Prompt: Scan the material for the word "fraværende", and copy each line where it shows up.

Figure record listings
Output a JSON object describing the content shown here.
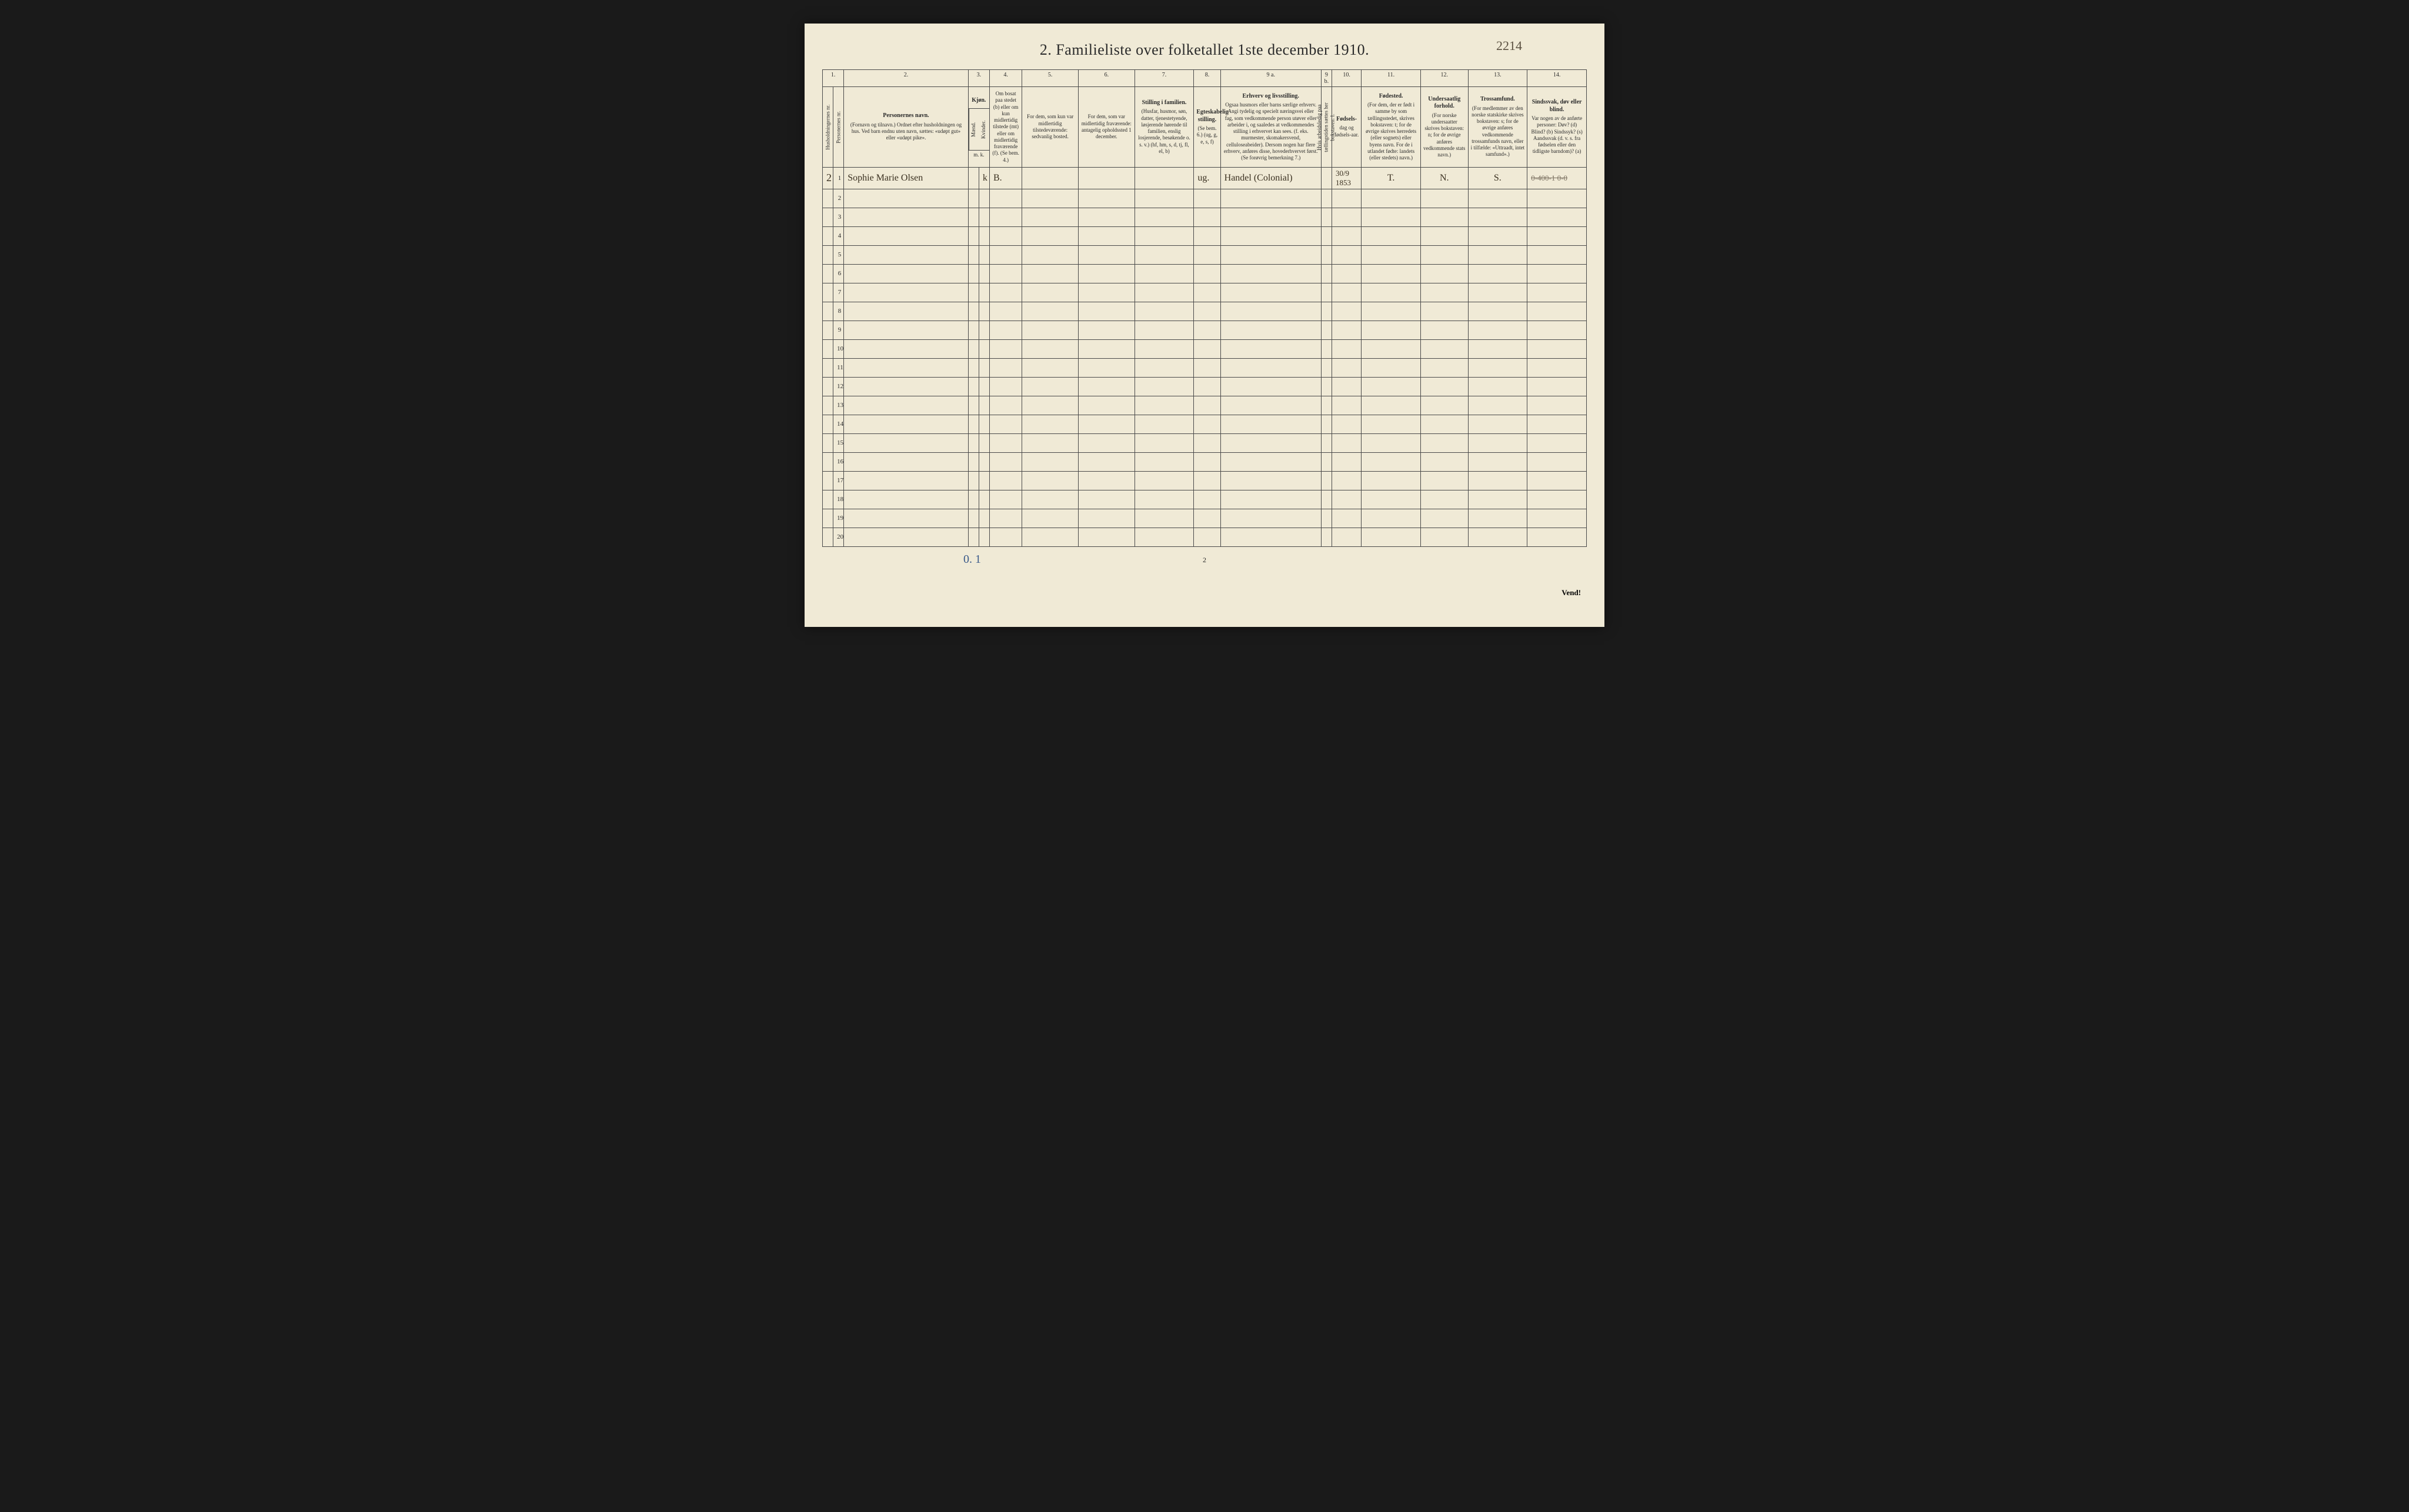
{
  "page_number_handwritten": "2214",
  "title": "2.  Familieliste over folketallet 1ste december 1910.",
  "column_numbers": [
    "1.",
    "2.",
    "3.",
    "4.",
    "5.",
    "6.",
    "7.",
    "8.",
    "9 a.",
    "9 b.",
    "10.",
    "11.",
    "12.",
    "13.",
    "14."
  ],
  "headers": {
    "c1a": "Husholdningernes nr.",
    "c1b": "Personernes nr.",
    "c2_bold": "Personernes navn.",
    "c2": "(Fornavn og tilnavn.)\nOrdnet efter husholdningen og hus.\nVed barn endnu uten navn, sættes: «udøpt gut» eller «udøpt pike».",
    "c3_bold": "Kjøn.",
    "c3a": "Mænd.",
    "c3b": "Kvinder.",
    "c3_sub": "m.   k.",
    "c4": "Om bosat paa stedet (b) eller om kun midlertidig tilstede (mt) eller om midlertidig fraværende (f). (Se bem. 4.)",
    "c5": "For dem, som kun var midlertidig tilstedeværende:\nsedvanlig bosted.",
    "c6": "For dem, som var midlertidig fraværende:\nantagelig opholdssted 1 december.",
    "c7_bold": "Stilling i familien.",
    "c7": "(Husfar, husmor, søn, datter, tjenestetyende, løsjerende hørende til familien, enslig losjerende, besøkende o. s. v.)\n(hf, hm, s, d, tj, fl, el, b)",
    "c8_bold": "Egteskabelig stilling.",
    "c8": "(Se bem. 6.)\n(ug, g, e, s, f)",
    "c9a_bold": "Erhverv og livsstilling.",
    "c9a": "Ogsaa husmors eller barns særlige erhverv. Angi tydelig og specielt næringsvei eller fag, som vedkommende person utøver eller arbeider i, og saaledes at vedkommendes stilling i erhvervet kan sees. (f. eks. murmester, skomakersvend, celluloseabeider). Dersom nogen har flere erhverv, anføres disse, hovederhvervet først.\n(Se forøvrig bemerkning 7.)",
    "c9b": "Hvis arbeidsledig paa tællingstiden sættes her bokstaven: l.",
    "c10_bold": "Fødsels-",
    "c10": "dag\nog\nfødsels-aar.",
    "c11_bold": "Fødested.",
    "c11": "(For dem, der er født i samme by som tællingsstedet, skrives bokstaven: t; for de øvrige skrives herredets (eller sognets) eller byens navn. For de i utlandet fødte: landets (eller stedets) navn.)",
    "c12_bold": "Undersaatlig forhold.",
    "c12": "(For norske undersaatter skrives bokstaven: n; for de øvrige anføres vedkommende stats navn.)",
    "c13_bold": "Trossamfund.",
    "c13": "(For medlemmer av den norske statskirke skrives bokstaven: s; for de øvrige anføres vedkommende trossamfunds navn, eller i tilfælde: «Uttraadt, intet samfund».)",
    "c14_bold": "Sindssvak, døv eller blind.",
    "c14": "Var nogen av de anførte personer:\nDøv?      (d)\nBlind?    (b)\nSindssyk? (s)\nAandssvak (d. v. s. fra fødselen eller den tidligste barndom)? (a)"
  },
  "rows": [
    {
      "hh": "2",
      "pn": "1",
      "name": "Sophie Marie Olsen",
      "sex_m": "",
      "sex_k": "k",
      "residence": "B.",
      "c5": "",
      "c6": "",
      "family_pos": "",
      "marital": "ug.",
      "occupation": "Handel (Colonial)",
      "c9b": "",
      "birth": "30/9 1853",
      "birthplace": "T.",
      "nationality": "N.",
      "religion": "S.",
      "disability_struck": "0-400-1  0-0"
    }
  ],
  "blank_row_numbers": [
    "2",
    "3",
    "4",
    "5",
    "6",
    "7",
    "8",
    "9",
    "10",
    "11",
    "12",
    "13",
    "14",
    "15",
    "16",
    "17",
    "18",
    "19",
    "20"
  ],
  "bottom_left_annotation": "0. 1",
  "bottom_page_number": "2",
  "vend_text": "Vend!",
  "colors": {
    "paper": "#f0ead6",
    "ink": "#2a2a2a",
    "handwriting": "#3a3020",
    "border": "#4a4a4a",
    "blue_pencil": "#3a5a8a"
  }
}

Answer in full:
    "c4": "Om bosat paa stedet (b) eller om kun midlertidig tilstede (mt) eller om midlertidig fraværende (f). (Se bem. 4.)",
    "c6": "For dem, som var midlertidig fraværende:\nantagelig opholdssted 1 december.",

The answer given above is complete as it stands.